[Recorded data]

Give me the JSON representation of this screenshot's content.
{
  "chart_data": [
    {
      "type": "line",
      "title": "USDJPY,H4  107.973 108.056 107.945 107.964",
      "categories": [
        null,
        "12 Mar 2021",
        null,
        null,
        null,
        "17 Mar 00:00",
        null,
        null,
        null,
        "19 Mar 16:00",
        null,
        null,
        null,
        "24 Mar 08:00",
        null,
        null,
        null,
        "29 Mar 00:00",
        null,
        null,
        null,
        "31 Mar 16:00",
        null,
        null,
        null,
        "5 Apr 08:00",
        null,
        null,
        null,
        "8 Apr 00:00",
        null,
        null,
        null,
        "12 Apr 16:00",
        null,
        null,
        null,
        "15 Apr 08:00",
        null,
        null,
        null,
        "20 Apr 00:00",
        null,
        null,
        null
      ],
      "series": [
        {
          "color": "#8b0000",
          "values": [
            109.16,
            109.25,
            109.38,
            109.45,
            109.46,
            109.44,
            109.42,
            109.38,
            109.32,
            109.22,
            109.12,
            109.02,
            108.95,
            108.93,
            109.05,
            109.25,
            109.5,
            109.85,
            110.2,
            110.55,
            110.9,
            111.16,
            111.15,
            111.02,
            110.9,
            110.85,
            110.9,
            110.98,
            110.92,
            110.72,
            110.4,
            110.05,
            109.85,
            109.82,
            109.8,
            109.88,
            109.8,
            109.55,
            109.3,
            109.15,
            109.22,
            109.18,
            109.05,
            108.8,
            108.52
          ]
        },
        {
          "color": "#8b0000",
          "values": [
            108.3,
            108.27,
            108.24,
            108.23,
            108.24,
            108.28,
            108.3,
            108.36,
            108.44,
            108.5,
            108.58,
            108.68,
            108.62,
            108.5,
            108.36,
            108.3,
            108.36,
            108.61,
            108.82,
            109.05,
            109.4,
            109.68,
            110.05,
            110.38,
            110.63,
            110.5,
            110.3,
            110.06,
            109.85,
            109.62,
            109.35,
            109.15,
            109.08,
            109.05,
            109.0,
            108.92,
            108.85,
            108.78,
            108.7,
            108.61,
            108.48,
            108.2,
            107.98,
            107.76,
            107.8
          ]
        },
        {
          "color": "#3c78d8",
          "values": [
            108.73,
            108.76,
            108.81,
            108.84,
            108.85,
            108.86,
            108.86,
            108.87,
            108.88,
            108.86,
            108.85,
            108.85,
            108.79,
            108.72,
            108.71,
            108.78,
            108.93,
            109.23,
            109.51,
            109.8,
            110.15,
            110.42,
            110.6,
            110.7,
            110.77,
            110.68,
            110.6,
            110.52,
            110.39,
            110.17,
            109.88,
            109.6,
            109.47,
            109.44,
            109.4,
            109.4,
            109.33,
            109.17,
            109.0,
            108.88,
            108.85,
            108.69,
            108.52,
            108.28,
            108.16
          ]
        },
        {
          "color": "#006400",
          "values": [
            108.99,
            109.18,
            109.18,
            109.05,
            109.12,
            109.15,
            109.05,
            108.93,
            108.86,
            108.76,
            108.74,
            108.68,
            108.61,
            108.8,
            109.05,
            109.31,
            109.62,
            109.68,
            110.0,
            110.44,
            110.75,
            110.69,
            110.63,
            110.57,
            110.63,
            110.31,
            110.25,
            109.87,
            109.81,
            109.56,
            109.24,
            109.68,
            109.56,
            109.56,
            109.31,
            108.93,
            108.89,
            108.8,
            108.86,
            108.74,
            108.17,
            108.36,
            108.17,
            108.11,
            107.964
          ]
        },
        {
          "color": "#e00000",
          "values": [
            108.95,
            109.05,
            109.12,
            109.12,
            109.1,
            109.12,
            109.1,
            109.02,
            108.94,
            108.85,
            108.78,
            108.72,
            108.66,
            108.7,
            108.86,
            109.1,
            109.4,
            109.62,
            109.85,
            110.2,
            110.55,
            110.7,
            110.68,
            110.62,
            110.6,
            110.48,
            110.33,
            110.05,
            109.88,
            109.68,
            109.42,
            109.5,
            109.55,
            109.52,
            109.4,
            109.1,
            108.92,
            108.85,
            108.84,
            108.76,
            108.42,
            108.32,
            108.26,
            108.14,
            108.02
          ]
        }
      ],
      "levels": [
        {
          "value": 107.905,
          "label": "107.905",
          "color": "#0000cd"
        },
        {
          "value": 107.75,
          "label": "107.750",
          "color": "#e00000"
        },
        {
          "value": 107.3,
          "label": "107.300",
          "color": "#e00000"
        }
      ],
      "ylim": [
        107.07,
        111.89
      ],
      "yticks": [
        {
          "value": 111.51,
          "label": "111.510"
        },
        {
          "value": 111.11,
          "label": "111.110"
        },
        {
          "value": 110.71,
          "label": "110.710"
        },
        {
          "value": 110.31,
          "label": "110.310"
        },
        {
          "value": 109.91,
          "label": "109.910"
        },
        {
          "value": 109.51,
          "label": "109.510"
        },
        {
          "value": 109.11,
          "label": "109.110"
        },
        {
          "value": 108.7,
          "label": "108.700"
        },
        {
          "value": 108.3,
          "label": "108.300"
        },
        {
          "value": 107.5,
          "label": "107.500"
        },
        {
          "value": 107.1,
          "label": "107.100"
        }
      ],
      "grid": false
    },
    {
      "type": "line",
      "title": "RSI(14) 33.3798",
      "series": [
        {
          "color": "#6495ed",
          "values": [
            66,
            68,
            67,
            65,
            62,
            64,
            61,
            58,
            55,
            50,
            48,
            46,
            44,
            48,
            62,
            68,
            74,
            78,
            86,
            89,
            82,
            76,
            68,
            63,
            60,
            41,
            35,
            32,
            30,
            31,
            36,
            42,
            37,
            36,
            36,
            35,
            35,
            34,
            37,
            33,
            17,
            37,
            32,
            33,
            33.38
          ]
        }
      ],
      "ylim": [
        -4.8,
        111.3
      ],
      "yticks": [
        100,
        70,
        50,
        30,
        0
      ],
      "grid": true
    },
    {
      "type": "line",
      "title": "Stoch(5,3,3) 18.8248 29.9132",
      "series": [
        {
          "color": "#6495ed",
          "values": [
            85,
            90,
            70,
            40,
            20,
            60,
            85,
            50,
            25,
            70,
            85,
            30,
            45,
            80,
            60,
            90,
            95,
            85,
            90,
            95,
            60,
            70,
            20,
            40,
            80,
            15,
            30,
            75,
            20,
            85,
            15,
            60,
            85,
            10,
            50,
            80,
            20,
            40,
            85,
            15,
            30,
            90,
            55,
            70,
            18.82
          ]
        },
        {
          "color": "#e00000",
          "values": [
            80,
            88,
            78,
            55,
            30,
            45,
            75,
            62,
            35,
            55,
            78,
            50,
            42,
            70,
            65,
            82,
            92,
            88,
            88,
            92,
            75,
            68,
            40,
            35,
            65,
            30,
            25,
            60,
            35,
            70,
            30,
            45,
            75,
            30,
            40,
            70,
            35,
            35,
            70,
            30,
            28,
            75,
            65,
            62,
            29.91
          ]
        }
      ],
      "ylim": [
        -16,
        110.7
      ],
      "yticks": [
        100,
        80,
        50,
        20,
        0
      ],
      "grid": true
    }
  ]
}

Problem details:
Write the data back out verbatim.

Right answer:
Give me the JSON representation of this screenshot's content.
{
  "chart_data": [
    {
      "type": "line",
      "title": "USDJPY,H4  107.973 108.056 107.945 107.964",
      "categories": [
        null,
        "12 Mar 2021",
        null,
        null,
        null,
        "17 Mar 00:00",
        null,
        null,
        null,
        "19 Mar 16:00",
        null,
        null,
        null,
        "24 Mar 08:00",
        null,
        null,
        null,
        "29 Mar 00:00",
        null,
        null,
        null,
        "31 Mar 16:00",
        null,
        null,
        null,
        "5 Apr 08:00",
        null,
        null,
        null,
        "8 Apr 00:00",
        null,
        null,
        null,
        "12 Apr 16:00",
        null,
        null,
        null,
        "15 Apr 08:00",
        null,
        null,
        null,
        "20 Apr 00:00",
        null,
        null,
        null
      ],
      "series": [
        {
          "color": "#8b0000",
          "values": [
            109.16,
            109.25,
            109.38,
            109.45,
            109.46,
            109.44,
            109.42,
            109.38,
            109.32,
            109.22,
            109.12,
            109.02,
            108.95,
            108.93,
            109.05,
            109.25,
            109.5,
            109.85,
            110.2,
            110.55,
            110.9,
            111.16,
            111.15,
            111.02,
            110.9,
            110.85,
            110.9,
            110.98,
            110.92,
            110.72,
            110.4,
            110.05,
            109.85,
            109.82,
            109.8,
            109.88,
            109.8,
            109.55,
            109.3,
            109.15,
            109.22,
            109.18,
            109.05,
            108.8,
            108.52
          ]
        },
        {
          "color": "#8b0000",
          "values": [
            108.3,
            108.27,
            108.24,
            108.23,
            108.24,
            108.28,
            108.3,
            108.36,
            108.44,
            108.5,
            108.58,
            108.68,
            108.62,
            108.5,
            108.36,
            108.3,
            108.36,
            108.61,
            108.82,
            109.05,
            109.4,
            109.68,
            110.05,
            110.38,
            110.63,
            110.5,
            110.3,
            110.06,
            109.85,
            109.62,
            109.35,
            109.15,
            109.08,
            109.05,
            109.0,
            108.92,
            108.85,
            108.78,
            108.7,
            108.61,
            108.48,
            108.2,
            107.98,
            107.76,
            107.8
          ]
        },
        {
          "color": "#3c78d8",
          "values": [
            108.73,
            108.76,
            108.81,
            108.84,
            108.85,
            108.86,
            108.86,
            108.87,
            108.88,
            108.86,
            108.85,
            108.85,
            108.79,
            108.72,
            108.71,
            108.78,
            108.93,
            109.23,
            109.51,
            109.8,
            110.15,
            110.42,
            110.6,
            110.7,
            110.77,
            110.68,
            110.6,
            110.52,
            110.39,
            110.17,
            109.88,
            109.6,
            109.47,
            109.44,
            109.4,
            109.4,
            109.33,
            109.17,
            109.0,
            108.88,
            108.85,
            108.69,
            108.52,
            108.28,
            108.16
          ]
        },
        {
          "color": "#006400",
          "values": [
            108.99,
            109.18,
            109.18,
            109.05,
            109.12,
            109.15,
            109.05,
            108.93,
            108.86,
            108.76,
            108.74,
            108.68,
            108.61,
            108.8,
            109.05,
            109.31,
            109.62,
            109.68,
            110.0,
            110.44,
            110.75,
            110.69,
            110.63,
            110.57,
            110.63,
            110.31,
            110.25,
            109.87,
            109.81,
            109.56,
            109.24,
            109.68,
            109.56,
            109.56,
            109.31,
            108.93,
            108.89,
            108.8,
            108.86,
            108.74,
            108.17,
            108.36,
            108.17,
            108.11,
            107.964
          ]
        },
        {
          "color": "#e00000",
          "values": [
            108.95,
            109.05,
            109.12,
            109.12,
            109.1,
            109.12,
            109.1,
            109.02,
            108.94,
            108.85,
            108.78,
            108.72,
            108.66,
            108.7,
            108.86,
            109.1,
            109.4,
            109.62,
            109.85,
            110.2,
            110.55,
            110.7,
            110.68,
            110.62,
            110.6,
            110.48,
            110.33,
            110.05,
            109.88,
            109.68,
            109.42,
            109.5,
            109.55,
            109.52,
            109.4,
            109.1,
            108.92,
            108.85,
            108.84,
            108.76,
            108.42,
            108.32,
            108.26,
            108.14,
            108.02
          ]
        }
      ],
      "levels": [
        {
          "value": 107.905,
          "label": "107.905",
          "color": "#0000cd"
        },
        {
          "value": 107.75,
          "label": "107.750",
          "color": "#e00000"
        },
        {
          "value": 107.3,
          "label": "107.300",
          "color": "#e00000"
        }
      ],
      "ylim": [
        107.07,
        111.89
      ],
      "yticks": [
        {
          "value": 111.51,
          "label": "111.510"
        },
        {
          "value": 111.11,
          "label": "111.110"
        },
        {
          "value": 110.71,
          "label": "110.710"
        },
        {
          "value": 110.31,
          "label": "110.310"
        },
        {
          "value": 109.91,
          "label": "109.910"
        },
        {
          "value": 109.51,
          "label": "109.510"
        },
        {
          "value": 109.11,
          "label": "109.110"
        },
        {
          "value": 108.7,
          "label": "108.700"
        },
        {
          "value": 108.3,
          "label": "108.300"
        },
        {
          "value": 107.5,
          "label": "107.500"
        },
        {
          "value": 107.1,
          "label": "107.100"
        }
      ],
      "grid": false
    },
    {
      "type": "line",
      "title": "RSI(14) 33.3798",
      "series": [
        {
          "color": "#6495ed",
          "values": [
            66,
            68,
            67,
            65,
            62,
            64,
            61,
            58,
            55,
            50,
            48,
            46,
            44,
            48,
            62,
            68,
            74,
            78,
            86,
            89,
            82,
            76,
            68,
            63,
            60,
            41,
            35,
            32,
            30,
            31,
            36,
            42,
            37,
            36,
            36,
            35,
            35,
            34,
            37,
            33,
            17,
            37,
            32,
            33,
            33.38
          ]
        }
      ],
      "ylim": [
        -4.8,
        111.3
      ],
      "yticks": [
        100,
        70,
        50,
        30,
        0
      ],
      "grid": true
    },
    {
      "type": "line",
      "title": "Stoch(5,3,3) 18.8248 29.9132",
      "series": [
        {
          "color": "#6495ed",
          "values": [
            85,
            90,
            70,
            40,
            20,
            60,
            85,
            50,
            25,
            70,
            85,
            30,
            45,
            80,
            60,
            90,
            95,
            85,
            90,
            95,
            60,
            70,
            20,
            40,
            80,
            15,
            30,
            75,
            20,
            85,
            15,
            60,
            85,
            10,
            50,
            80,
            20,
            40,
            85,
            15,
            30,
            90,
            55,
            70,
            18.82
          ]
        },
        {
          "color": "#e00000",
          "values": [
            80,
            88,
            78,
            55,
            30,
            45,
            75,
            62,
            35,
            55,
            78,
            50,
            42,
            70,
            65,
            82,
            92,
            88,
            88,
            92,
            75,
            68,
            40,
            35,
            65,
            30,
            25,
            60,
            35,
            70,
            30,
            45,
            75,
            30,
            40,
            70,
            35,
            35,
            70,
            30,
            28,
            75,
            65,
            62,
            29.91
          ]
        }
      ],
      "ylim": [
        -16,
        110.7
      ],
      "yticks": [
        100,
        80,
        50,
        20,
        0
      ],
      "grid": true
    }
  ]
}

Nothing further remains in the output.